→ SHORT PROBLEM:
Locate each line below that includes "Nguyễn" and reproduce it.

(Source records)
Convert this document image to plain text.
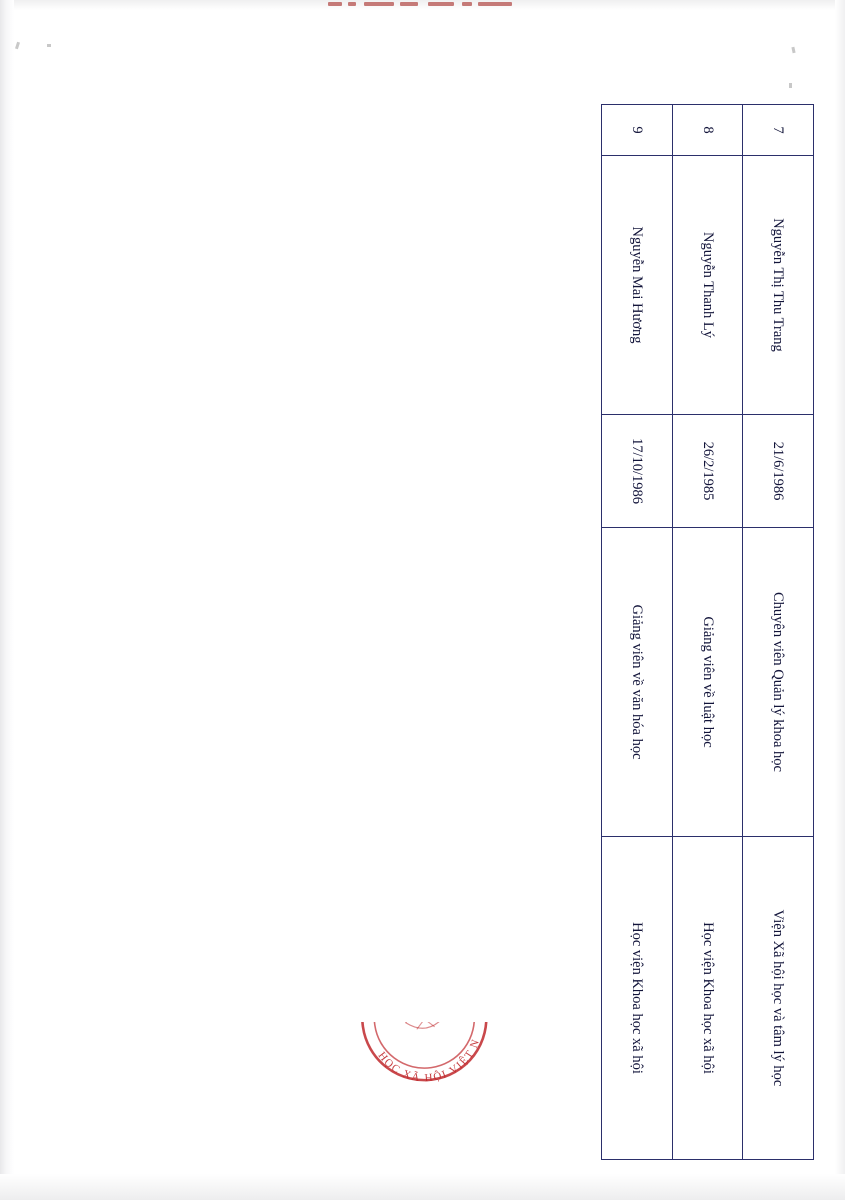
7	Nguyễn Thị Thu Trang	21/6/1986	Chuyên viên Quản lý khoa học	Viện Xã hội học và tâm lý học
8	Nguyễn Thanh Lý	26/2/1985	Giảng viên về luật học	Học viện Khoa học xã hội
9	Nguyễn Mai Hương	17/10/1986	Giảng viên về văn hóa học	Học viện Khoa học xã hội
HỌC XÃ HỘI VIỆT N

→ REPLY TO THE TASK:
7	Nguyễn Thị Thu Trang	21/6/1986	Chuyên viên Quản lý khoa học	Viện Xã hội học và tâm lý học
8	Nguyễn Thanh Lý	26/2/1985	Giảng viên về luật học	Học viện Khoa học xã hội
9	Nguyễn Mai Hương	17/10/1986	Giảng viên về văn hóa học	Học viện Khoa học xã hội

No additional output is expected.